TASK DESCRIPTION: Find every line below that contains the word "text" and copy it out.
──────── RECORDS TO PROCESS
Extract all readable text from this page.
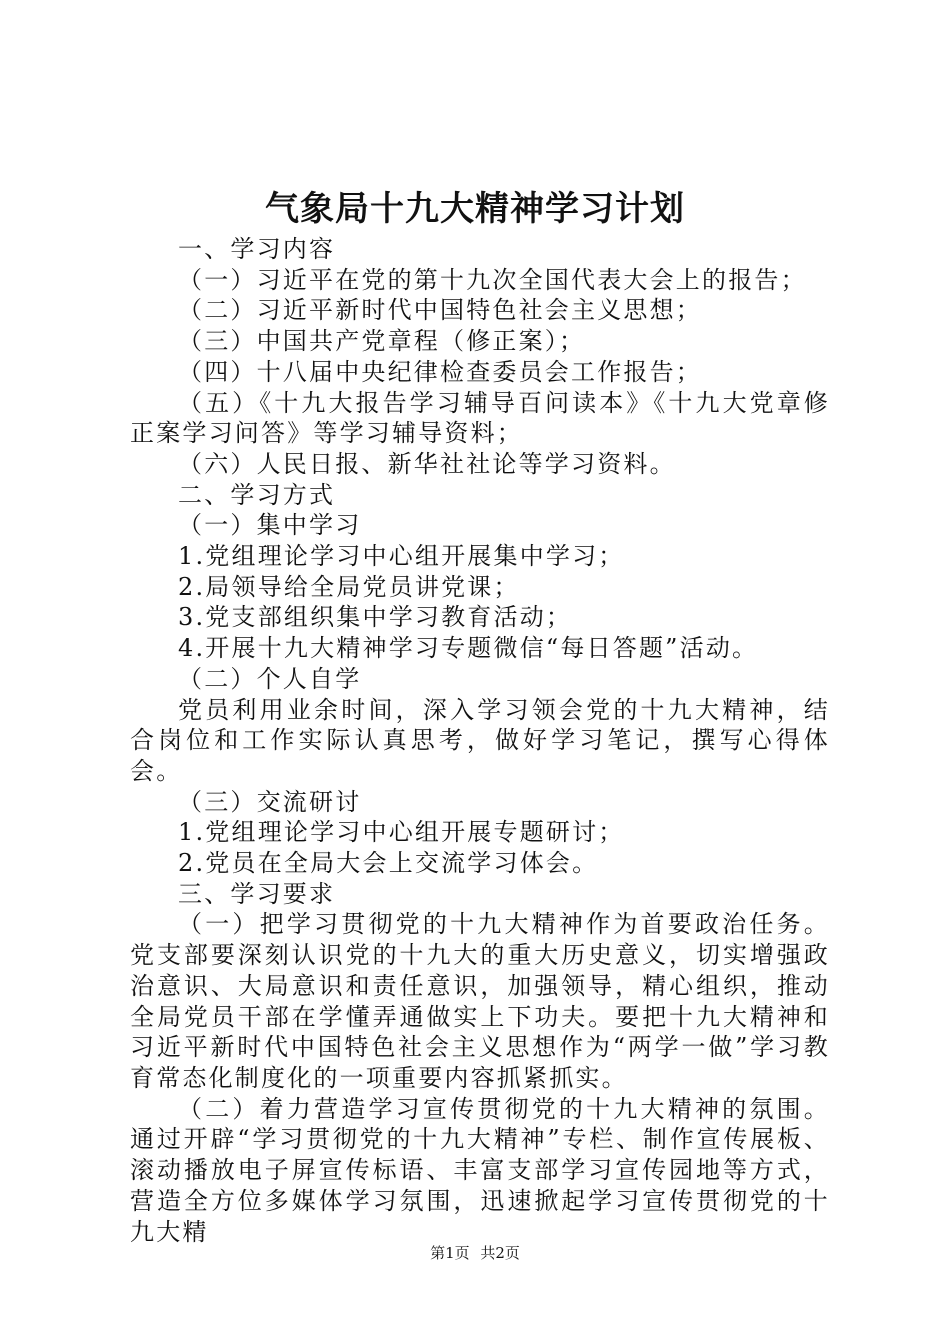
气象局十九大精神学习计划

一、学习内容

（一）习近平在党的第十九次全国代表大会上的报告；

（二）习近平新时代中国特色社会主义思想；

（三）中国共产党章程（修正案）；

（四）十八届中央纪律检查委员会工作报告；

（五）《十九大报告学习辅导百问读本》《十九大党章修正案学习问答》等学习辅导资料；

（六）人民日报、新华社社论等学习资料。

二、学习方式

（一）集中学习

1.党组理论学习中心组开展集中学习；

2.局领导给全局党员讲党课；

3.党支部组织集中学习教育活动；

4.开展十九大精神学习专题微信“每日答题”活动。

（二）个人自学

党员利用业余时间，深入学习领会党的十九大精神，结合岗位和工作实际认真思考，做好学习笔记，撰写心得体会。

（三）交流研讨

1.党组理论学习中心组开展专题研讨；

2.党员在全局大会上交流学习体会。

三、学习要求

（一）把学习贯彻党的十九大精神作为首要政治任务。党支部要深刻认识党的十九大的重大历史意义，切实增强政治意识、大局意识和责任意识，加强领导，精心组织，推动全局党员干部在学懂弄通做实上下功夫。要把十九大精神和习近平新时代中国特色社会主义思想作为“两学一做”学习教育常态化制度化的一项重要内容抓紧抓实。

（二）着力营造学习宣传贯彻党的十九大精神的氛围。通过开辟“学习贯彻党的十九大精神”专栏、制作宣传展板、滚动播放电子屏宣传标语、丰富支部学习宣传园地等方式，营造全方位多媒体学习氛围，迅速掀起学习宣传贯彻党的十九大精

第1页 共2页
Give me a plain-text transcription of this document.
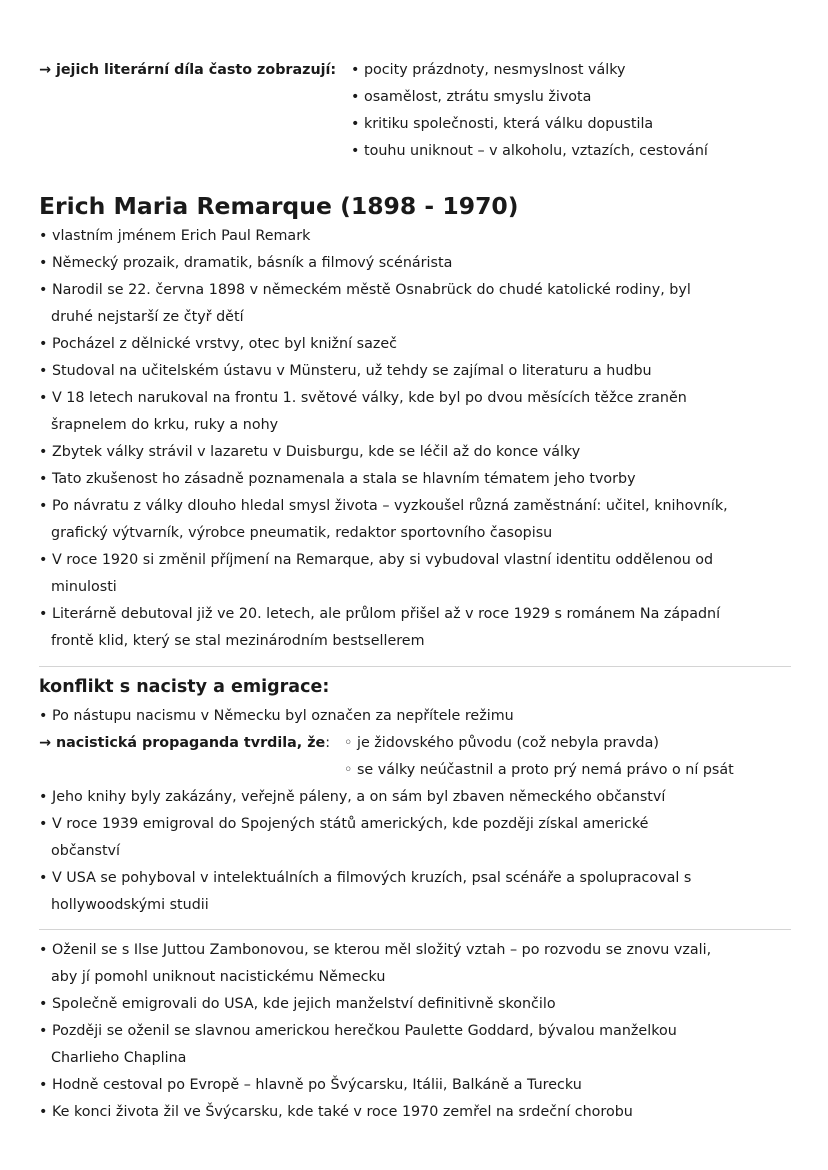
→ jejich literární díla často zobrazují: • pocity prázdnoty, nesmyslnost války
• osamělost, ztrátu smyslu života
• kritiku společnosti, která válku dopustila
• touhu uniknout – v alkoholu, vztazích, cestování
Erich Maria Remarque (1898 - 1970)
• vlastním jménem Erich Paul Remark
• Německý prozaik, dramatik, básník a filmový scénárista
• Narodil se 22. června 1898 v německém městě Osnabrück do chudé katolické rodiny, byl
druhé nejstarší ze čtyř dětí
• Pocházel z dělnické vrstvy, otec byl knižní sazeč
• Studoval na učitelském ústavu v Münsteru, už tehdy se zajímal o literaturu a hudbu
• V 18 letech narukoval na frontu 1. světové války, kde byl po dvou měsících těžce zraněn
šrapnelem do krku, ruky a nohy
• Zbytek války strávil v lazaretu v Duisburgu, kde se léčil až do konce války
• Tato zkušenost ho zásadně poznamenala a stala se hlavním tématem jeho tvorby
• Po návratu z války dlouho hledal smysl života – vyzkoušel různá zaměstnání: učitel, knihovník,
grafický výtvarník, výrobce pneumatik, redaktor sportovního časopisu
• V roce 1920 si změnil příjmení na Remarque, aby si vybudoval vlastní identitu oddělenou od
minulosti
• Literárně debutoval již ve 20. letech, ale průlom přišel až v roce 1929 s románem Na západní
frontě klid, který se stal mezinárodním bestsellerem
konflikt s nacisty a emigrace:
• Po nástupu nacismu v Německu byl označen za nepřítele režimu
→ nacistická propaganda tvrdila, že: ◦ je židovského původu (což nebyla pravda)
◦ se války neúčastnil a proto prý nemá právo o ní psát
• Jeho knihy byly zakázány, veřejně páleny, a on sám byl zbaven německého občanství
• V roce 1939 emigroval do Spojených států amerických, kde později získal americké
občanství
• V USA se pohyboval v intelektuálních a filmových kruzích, psal scénáře a spolupracoval s
hollywoodskými studii
• Oženil se s Ilse Juttou Zambonovou, se kterou měl složitý vztah – po rozvodu se znovu vzali,
aby jí pomohl uniknout nacistickému Německu
• Společně emigrovali do USA, kde jejich manželství definitivně skončilo
• Později se oženil se slavnou americkou herečkou Paulette Goddard, bývalou manželkou
Charlieho Chaplina
• Hodně cestoval po Evropě – hlavně po Švýcarsku, Itálii, Balkáně a Turecku
• Ke konci života žil ve Švýcarsku, kde také v roce 1970 zemřel na srdeční chorobu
────────────────
OUTPUT OF THE EXERCISE:
Extract all readable text from this page.
Give me a plain-text transcription of this document.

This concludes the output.